-- begin PROVIDED RECORDS --

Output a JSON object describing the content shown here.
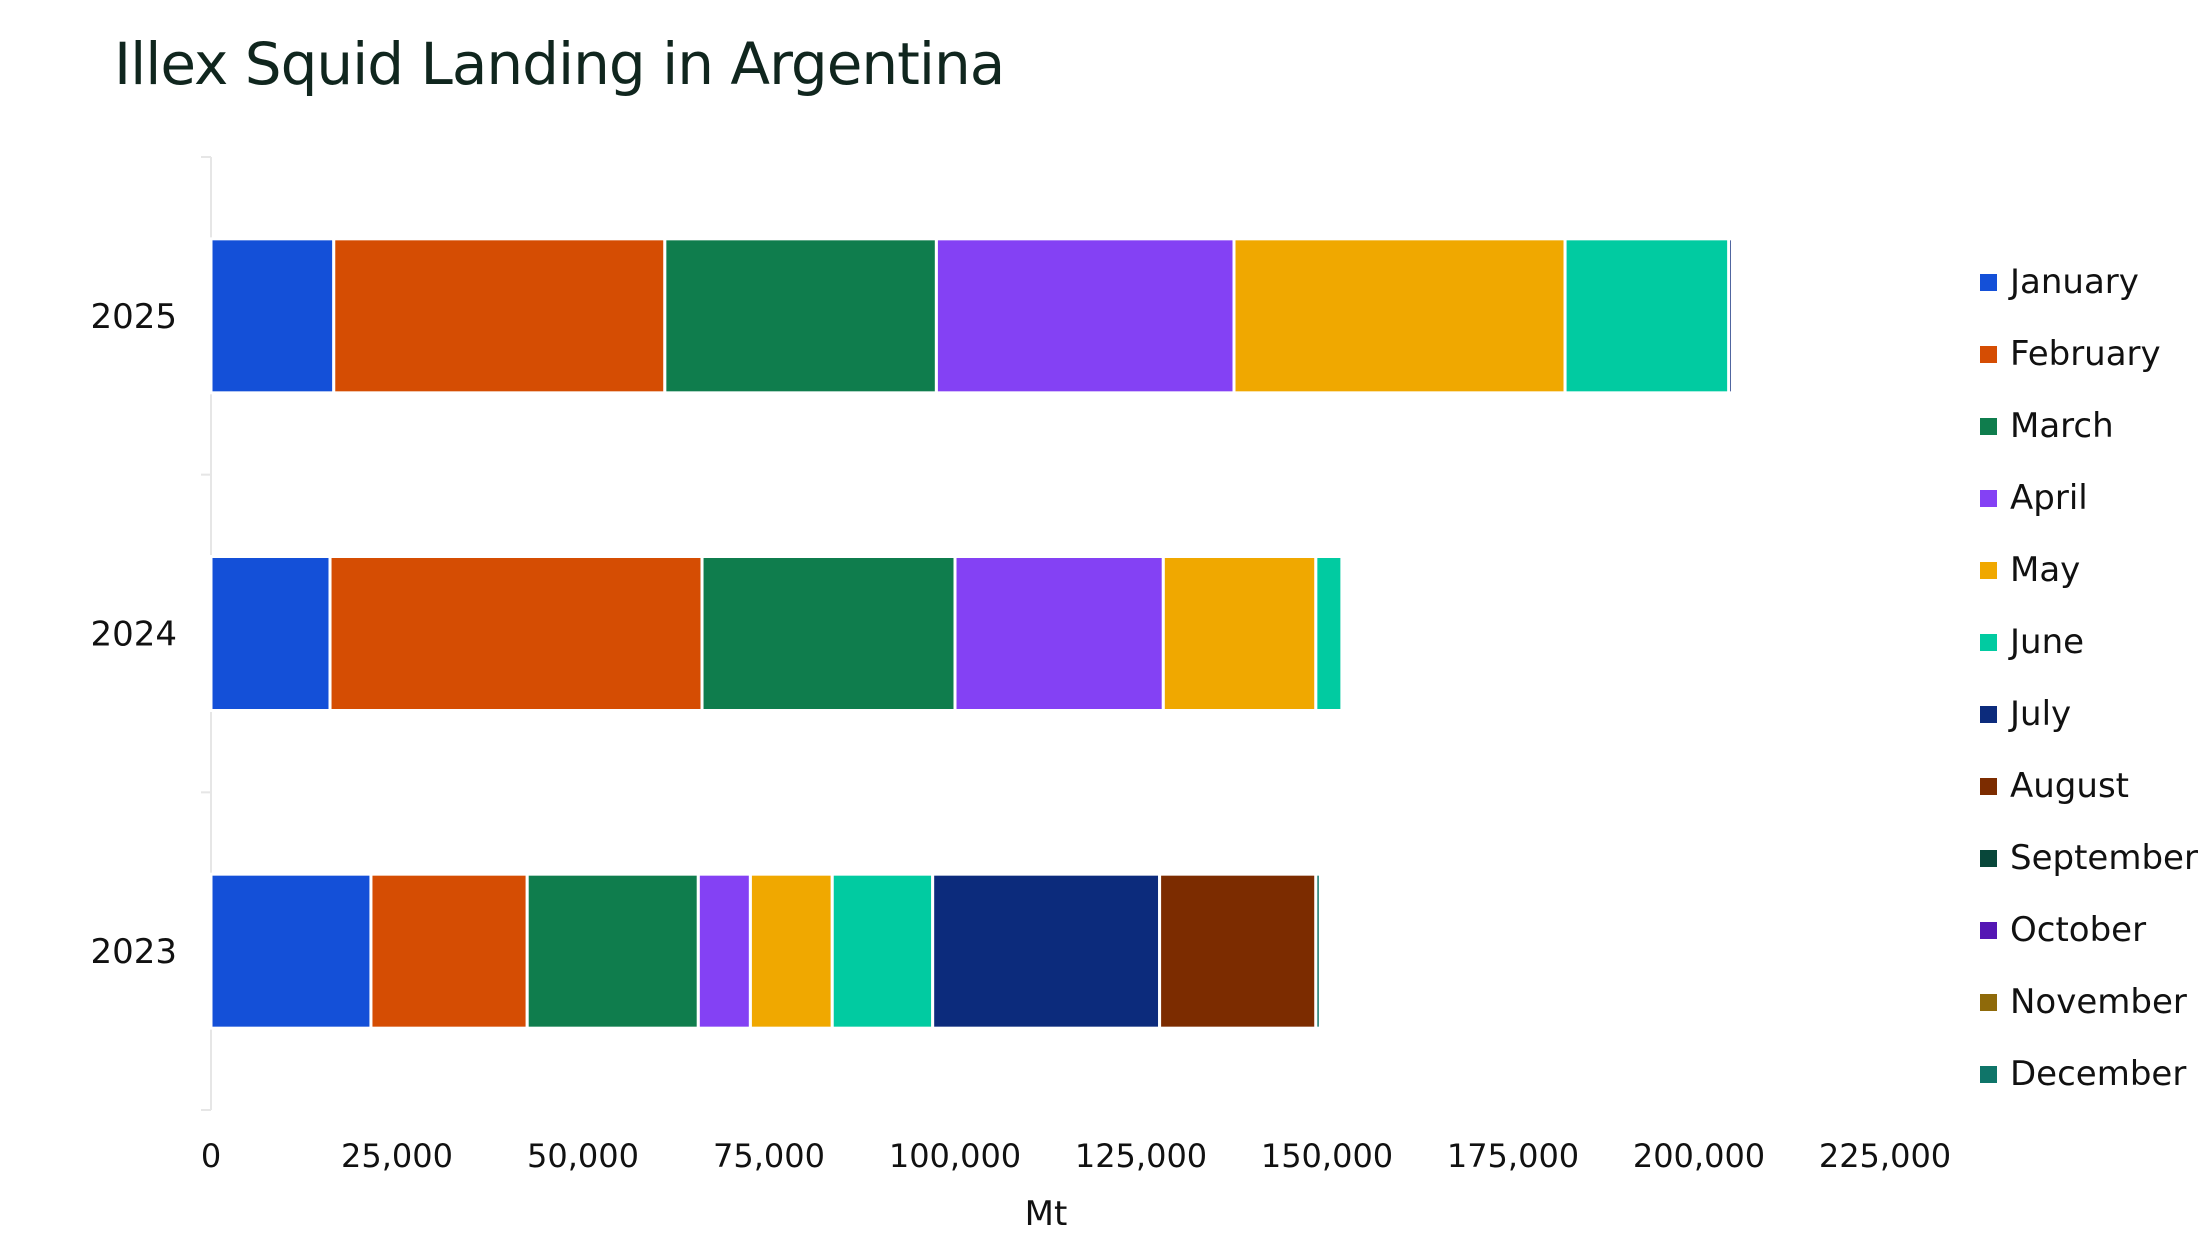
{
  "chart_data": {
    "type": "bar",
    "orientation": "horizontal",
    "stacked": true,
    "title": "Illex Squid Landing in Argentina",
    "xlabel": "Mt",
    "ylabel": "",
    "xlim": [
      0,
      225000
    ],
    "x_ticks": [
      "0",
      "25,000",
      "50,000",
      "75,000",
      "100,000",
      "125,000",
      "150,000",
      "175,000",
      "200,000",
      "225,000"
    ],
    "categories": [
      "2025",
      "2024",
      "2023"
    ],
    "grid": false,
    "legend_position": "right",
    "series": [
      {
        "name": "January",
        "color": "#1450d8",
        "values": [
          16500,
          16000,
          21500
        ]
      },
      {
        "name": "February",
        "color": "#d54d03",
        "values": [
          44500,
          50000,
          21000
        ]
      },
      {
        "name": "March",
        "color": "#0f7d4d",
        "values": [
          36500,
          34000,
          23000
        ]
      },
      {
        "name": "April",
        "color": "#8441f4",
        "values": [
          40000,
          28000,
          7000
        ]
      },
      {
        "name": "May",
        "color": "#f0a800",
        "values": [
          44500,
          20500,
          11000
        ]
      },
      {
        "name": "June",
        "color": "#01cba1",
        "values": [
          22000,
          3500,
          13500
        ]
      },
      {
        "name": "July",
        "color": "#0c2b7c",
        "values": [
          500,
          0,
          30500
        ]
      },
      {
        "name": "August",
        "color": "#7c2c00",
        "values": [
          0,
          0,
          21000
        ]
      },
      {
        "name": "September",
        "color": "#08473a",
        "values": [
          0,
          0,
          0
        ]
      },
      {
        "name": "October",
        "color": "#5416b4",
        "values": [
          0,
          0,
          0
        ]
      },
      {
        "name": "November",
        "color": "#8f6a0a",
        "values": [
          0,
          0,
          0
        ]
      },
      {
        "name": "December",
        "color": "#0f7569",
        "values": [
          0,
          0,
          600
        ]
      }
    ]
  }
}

-- end PROVIDED RECORDS --
-- begin PROVIDED RECORDS --

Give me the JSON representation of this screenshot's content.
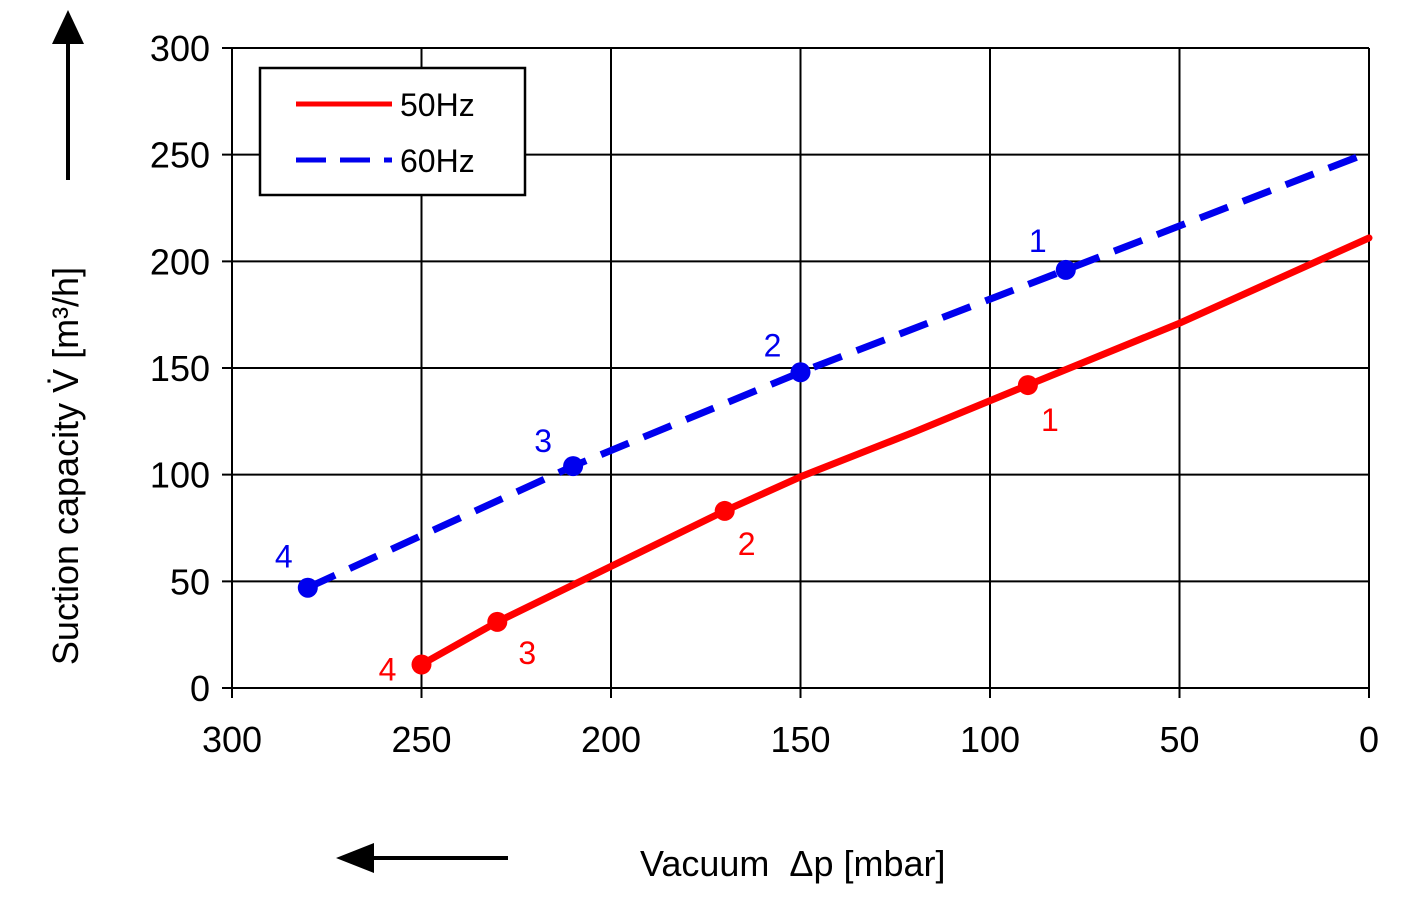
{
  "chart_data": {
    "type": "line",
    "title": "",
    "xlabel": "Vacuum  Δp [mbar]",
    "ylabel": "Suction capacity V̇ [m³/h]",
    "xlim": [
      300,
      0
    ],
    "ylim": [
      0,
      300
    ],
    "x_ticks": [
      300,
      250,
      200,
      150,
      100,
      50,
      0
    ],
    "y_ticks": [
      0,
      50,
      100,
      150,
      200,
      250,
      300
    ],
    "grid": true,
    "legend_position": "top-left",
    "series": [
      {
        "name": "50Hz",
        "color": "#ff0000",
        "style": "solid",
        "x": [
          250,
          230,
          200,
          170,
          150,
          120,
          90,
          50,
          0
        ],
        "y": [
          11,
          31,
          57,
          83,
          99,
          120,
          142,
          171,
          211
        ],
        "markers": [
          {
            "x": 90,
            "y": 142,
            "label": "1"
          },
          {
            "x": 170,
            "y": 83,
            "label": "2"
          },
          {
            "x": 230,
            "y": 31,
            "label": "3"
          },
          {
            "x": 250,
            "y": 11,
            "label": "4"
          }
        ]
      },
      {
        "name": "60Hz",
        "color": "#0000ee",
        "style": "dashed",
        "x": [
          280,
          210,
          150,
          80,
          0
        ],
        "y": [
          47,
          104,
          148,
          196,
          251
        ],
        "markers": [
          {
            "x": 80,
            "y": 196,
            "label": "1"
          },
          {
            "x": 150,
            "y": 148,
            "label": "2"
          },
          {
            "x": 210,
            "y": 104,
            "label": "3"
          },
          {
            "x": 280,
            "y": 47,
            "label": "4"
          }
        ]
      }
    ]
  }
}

-- end PROVIDED RECORDS --

• _AIM OF THE TASK_
Go over the records above and tally the lines with the word "title" in them. Give the number alone.

• _OUTPUT FOR THIS TASK_
2